**Task statement:**
Pull out every line from the listing that has the word "прям".

————————

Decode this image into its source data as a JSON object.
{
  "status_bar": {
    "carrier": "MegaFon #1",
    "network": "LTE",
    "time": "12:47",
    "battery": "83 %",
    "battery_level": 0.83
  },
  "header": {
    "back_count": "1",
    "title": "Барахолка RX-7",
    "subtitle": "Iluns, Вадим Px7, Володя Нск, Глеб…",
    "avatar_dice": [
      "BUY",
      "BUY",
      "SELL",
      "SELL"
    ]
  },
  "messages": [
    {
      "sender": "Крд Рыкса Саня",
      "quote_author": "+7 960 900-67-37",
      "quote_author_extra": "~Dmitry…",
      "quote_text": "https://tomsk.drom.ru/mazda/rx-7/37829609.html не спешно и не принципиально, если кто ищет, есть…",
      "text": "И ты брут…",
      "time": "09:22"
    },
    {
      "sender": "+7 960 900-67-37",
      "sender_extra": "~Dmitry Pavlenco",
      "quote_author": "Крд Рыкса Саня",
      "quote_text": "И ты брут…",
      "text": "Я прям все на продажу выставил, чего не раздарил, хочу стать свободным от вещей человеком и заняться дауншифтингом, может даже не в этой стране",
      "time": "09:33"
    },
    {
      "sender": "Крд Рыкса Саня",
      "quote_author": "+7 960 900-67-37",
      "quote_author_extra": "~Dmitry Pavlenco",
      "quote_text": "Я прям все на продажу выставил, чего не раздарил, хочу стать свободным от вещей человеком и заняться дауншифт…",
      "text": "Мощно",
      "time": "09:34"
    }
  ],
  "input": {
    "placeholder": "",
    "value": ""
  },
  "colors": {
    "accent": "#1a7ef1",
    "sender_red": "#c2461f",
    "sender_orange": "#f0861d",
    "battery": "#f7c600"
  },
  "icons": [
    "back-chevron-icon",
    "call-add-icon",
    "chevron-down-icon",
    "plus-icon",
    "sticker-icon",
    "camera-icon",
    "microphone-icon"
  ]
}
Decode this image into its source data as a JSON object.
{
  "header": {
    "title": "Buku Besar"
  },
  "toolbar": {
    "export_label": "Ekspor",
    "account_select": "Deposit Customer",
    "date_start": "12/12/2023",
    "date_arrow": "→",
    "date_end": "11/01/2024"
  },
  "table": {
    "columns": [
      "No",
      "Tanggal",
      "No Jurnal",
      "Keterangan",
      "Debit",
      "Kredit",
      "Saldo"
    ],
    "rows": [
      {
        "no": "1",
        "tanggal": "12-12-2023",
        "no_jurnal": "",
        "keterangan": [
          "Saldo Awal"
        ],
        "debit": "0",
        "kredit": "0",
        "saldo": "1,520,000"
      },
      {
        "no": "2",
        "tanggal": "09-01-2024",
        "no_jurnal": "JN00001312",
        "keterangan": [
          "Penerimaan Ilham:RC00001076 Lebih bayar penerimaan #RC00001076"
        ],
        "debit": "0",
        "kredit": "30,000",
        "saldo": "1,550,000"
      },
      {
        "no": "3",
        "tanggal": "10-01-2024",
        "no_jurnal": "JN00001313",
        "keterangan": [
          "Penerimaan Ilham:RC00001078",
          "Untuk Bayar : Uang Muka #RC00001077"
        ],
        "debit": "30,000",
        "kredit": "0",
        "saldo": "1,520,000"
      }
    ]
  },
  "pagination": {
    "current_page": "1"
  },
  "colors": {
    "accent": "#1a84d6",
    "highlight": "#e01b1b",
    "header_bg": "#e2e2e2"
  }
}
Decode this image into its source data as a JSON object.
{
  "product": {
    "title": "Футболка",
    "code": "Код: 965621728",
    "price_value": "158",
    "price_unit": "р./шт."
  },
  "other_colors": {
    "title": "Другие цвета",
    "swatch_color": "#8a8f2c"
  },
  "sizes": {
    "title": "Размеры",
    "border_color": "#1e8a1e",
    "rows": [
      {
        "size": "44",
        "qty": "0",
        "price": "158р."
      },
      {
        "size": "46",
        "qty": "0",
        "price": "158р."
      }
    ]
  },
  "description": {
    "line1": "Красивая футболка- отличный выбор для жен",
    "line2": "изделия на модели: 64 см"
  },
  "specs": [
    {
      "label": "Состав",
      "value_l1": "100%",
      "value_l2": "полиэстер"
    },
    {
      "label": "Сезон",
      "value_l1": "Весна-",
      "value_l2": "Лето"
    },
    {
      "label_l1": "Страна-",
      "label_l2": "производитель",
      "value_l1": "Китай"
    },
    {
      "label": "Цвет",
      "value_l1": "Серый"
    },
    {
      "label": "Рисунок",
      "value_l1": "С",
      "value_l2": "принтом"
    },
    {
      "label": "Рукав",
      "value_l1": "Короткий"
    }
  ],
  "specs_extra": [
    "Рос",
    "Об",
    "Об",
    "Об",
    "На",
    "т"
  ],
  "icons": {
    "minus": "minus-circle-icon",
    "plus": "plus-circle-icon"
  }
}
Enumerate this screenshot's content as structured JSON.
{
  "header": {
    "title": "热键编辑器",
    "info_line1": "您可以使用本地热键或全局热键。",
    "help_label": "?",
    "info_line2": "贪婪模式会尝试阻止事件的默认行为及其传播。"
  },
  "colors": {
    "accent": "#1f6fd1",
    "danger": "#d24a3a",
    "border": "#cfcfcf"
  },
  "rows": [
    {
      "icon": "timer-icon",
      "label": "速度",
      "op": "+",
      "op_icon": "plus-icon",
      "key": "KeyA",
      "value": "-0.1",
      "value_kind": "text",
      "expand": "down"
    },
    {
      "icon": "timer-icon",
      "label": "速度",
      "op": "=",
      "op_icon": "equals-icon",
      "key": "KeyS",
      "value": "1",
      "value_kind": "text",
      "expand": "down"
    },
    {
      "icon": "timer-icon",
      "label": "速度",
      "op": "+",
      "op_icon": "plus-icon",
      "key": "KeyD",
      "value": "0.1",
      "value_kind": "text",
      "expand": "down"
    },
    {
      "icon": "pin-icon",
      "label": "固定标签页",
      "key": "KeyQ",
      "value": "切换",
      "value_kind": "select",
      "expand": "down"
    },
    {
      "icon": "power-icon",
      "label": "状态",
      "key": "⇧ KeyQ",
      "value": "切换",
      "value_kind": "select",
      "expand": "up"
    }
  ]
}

————————

**Solution to the problem:**
      "text": "Я прям все на продажу выставил, чего не раздарил, хочу стать свободным от вещей человеком и заняться дауншифтингом, может даже не в этой стране",
      "quote_text": "Я прям все на продажу выставил, чего не раздарил, хочу стать свободным от вещей человеком и заняться дауншифт…",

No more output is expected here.